**Brief:** Output solely the number of lines containing the string "Shifts".
──────── Input material
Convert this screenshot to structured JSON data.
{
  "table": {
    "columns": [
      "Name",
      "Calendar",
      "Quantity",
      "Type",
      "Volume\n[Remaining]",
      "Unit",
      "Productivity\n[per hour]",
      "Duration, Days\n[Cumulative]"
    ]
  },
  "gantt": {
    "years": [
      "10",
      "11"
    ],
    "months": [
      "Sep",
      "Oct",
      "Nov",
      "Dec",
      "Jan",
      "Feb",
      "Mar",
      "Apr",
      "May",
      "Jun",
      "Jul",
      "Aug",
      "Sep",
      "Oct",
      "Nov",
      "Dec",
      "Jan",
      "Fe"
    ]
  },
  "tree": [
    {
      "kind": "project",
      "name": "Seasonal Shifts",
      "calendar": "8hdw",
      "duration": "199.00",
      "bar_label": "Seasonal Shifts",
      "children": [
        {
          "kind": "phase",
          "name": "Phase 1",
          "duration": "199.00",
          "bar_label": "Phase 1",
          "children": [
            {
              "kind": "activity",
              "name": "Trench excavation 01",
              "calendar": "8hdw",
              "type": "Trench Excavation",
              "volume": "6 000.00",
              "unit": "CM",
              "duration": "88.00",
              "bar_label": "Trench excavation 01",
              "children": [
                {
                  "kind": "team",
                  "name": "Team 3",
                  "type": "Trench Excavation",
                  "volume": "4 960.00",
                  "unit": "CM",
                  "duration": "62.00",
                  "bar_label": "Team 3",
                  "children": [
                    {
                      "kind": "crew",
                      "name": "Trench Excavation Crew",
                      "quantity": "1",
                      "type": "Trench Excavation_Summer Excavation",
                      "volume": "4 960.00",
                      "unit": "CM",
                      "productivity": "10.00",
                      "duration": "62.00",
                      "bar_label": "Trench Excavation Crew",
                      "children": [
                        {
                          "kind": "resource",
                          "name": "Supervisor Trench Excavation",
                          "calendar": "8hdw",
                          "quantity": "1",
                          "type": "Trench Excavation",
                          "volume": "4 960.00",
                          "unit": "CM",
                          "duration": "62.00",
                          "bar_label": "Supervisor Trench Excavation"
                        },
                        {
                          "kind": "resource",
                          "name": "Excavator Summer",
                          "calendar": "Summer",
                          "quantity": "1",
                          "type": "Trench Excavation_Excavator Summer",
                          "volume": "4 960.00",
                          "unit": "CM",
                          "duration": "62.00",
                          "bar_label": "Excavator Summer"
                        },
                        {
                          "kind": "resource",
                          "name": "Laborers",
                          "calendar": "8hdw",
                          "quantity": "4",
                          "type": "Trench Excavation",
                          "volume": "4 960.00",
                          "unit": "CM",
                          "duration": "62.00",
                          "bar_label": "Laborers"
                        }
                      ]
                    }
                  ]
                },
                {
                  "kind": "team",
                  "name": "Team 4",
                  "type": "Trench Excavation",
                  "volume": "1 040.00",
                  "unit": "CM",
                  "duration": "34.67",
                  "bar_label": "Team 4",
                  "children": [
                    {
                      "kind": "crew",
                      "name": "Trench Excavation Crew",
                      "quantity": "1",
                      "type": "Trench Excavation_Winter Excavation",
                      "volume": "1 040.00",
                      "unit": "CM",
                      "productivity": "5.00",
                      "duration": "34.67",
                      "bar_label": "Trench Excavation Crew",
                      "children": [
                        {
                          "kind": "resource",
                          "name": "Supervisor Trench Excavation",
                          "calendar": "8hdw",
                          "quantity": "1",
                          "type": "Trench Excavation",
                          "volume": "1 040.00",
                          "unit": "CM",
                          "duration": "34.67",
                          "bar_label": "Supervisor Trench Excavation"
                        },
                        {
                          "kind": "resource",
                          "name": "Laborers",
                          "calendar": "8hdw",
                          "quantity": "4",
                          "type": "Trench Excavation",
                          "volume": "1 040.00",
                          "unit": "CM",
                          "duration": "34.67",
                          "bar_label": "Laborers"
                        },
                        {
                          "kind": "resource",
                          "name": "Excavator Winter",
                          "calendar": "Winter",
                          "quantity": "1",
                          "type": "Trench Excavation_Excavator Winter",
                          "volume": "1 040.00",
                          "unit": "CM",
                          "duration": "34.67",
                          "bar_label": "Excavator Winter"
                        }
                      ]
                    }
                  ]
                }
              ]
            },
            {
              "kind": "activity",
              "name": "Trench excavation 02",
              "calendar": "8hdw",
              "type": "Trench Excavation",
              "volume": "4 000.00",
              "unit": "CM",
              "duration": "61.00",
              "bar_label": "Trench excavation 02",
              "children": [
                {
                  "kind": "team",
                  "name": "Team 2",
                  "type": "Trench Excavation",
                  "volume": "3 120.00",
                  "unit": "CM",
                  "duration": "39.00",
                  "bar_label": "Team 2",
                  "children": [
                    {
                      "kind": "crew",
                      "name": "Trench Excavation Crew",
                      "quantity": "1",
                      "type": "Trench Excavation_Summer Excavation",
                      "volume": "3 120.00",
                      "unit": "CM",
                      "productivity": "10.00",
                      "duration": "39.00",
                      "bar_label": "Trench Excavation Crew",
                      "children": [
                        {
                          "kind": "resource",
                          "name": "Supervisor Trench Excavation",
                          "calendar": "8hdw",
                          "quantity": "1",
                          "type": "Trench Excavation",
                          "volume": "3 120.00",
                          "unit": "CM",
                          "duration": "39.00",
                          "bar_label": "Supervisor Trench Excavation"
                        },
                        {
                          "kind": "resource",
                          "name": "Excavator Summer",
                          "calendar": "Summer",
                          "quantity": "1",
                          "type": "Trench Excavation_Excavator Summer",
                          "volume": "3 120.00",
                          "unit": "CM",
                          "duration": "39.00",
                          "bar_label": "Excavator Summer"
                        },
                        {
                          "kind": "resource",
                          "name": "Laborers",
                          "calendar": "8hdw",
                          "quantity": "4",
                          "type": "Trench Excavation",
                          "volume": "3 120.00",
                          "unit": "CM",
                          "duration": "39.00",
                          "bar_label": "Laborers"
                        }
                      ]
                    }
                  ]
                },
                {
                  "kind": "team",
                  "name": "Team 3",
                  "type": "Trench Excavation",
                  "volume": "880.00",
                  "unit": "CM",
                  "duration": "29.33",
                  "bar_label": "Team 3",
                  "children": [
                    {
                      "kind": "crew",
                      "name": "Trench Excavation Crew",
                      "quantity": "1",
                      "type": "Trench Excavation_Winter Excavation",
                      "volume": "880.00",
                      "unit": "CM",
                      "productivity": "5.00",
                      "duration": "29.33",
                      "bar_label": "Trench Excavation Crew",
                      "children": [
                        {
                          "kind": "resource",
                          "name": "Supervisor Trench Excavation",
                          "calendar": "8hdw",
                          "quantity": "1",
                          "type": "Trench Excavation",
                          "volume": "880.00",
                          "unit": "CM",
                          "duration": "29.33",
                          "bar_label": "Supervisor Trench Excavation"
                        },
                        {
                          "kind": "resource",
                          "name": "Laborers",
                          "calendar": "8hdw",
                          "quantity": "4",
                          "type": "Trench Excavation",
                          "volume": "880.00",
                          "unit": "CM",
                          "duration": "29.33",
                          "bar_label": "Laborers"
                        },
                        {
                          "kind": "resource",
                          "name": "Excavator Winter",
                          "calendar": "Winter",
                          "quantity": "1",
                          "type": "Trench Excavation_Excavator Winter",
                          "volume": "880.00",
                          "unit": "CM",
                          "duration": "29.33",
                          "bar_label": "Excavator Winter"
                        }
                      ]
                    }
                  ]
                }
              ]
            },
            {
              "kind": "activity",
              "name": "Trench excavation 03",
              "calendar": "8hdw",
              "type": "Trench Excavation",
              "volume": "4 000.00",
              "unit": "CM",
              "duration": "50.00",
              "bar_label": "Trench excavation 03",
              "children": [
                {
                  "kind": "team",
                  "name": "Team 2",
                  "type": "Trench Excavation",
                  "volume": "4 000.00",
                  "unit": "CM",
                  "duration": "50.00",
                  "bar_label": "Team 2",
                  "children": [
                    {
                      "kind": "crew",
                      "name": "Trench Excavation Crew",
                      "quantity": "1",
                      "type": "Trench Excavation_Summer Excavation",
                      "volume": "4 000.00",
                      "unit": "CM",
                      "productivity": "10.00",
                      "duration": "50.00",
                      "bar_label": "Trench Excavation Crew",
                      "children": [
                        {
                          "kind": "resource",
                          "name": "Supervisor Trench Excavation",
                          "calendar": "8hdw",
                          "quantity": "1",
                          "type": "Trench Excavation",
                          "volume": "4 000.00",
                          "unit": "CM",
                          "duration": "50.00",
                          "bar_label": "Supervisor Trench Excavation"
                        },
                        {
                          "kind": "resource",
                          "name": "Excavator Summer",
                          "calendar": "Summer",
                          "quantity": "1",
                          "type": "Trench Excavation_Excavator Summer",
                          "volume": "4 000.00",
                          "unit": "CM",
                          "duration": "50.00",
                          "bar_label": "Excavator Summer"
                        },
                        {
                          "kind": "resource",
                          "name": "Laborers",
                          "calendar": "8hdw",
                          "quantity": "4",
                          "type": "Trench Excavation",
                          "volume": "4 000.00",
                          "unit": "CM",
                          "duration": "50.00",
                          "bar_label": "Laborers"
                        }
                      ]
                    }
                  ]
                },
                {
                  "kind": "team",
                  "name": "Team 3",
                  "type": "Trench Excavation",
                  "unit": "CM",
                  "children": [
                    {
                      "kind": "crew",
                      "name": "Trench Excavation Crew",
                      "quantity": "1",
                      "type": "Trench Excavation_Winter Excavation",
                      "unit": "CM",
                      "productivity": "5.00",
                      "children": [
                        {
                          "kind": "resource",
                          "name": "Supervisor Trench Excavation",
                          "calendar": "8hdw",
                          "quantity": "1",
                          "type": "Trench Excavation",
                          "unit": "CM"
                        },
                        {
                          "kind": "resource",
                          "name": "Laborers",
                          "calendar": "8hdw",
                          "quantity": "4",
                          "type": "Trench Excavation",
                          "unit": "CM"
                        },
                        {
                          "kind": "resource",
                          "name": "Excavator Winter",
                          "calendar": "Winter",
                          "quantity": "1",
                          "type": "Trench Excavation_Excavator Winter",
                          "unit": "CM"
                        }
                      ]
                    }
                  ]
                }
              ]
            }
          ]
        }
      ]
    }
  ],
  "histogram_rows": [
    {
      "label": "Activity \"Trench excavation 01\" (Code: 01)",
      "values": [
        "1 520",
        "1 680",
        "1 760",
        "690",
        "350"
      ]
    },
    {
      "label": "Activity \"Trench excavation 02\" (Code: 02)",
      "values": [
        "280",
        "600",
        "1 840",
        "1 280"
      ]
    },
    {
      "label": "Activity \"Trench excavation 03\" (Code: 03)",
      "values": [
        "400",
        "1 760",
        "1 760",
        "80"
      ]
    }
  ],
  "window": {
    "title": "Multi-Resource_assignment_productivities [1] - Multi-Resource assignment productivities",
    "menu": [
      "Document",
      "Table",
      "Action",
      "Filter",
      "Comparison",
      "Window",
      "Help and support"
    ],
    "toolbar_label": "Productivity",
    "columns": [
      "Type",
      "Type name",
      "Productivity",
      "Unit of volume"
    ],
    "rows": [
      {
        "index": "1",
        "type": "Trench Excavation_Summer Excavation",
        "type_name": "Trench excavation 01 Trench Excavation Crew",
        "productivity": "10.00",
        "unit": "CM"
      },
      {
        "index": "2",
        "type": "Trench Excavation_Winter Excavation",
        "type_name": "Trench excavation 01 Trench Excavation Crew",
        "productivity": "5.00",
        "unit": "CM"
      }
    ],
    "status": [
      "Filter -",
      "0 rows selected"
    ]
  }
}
────────────────
**Answer to the problem:** 2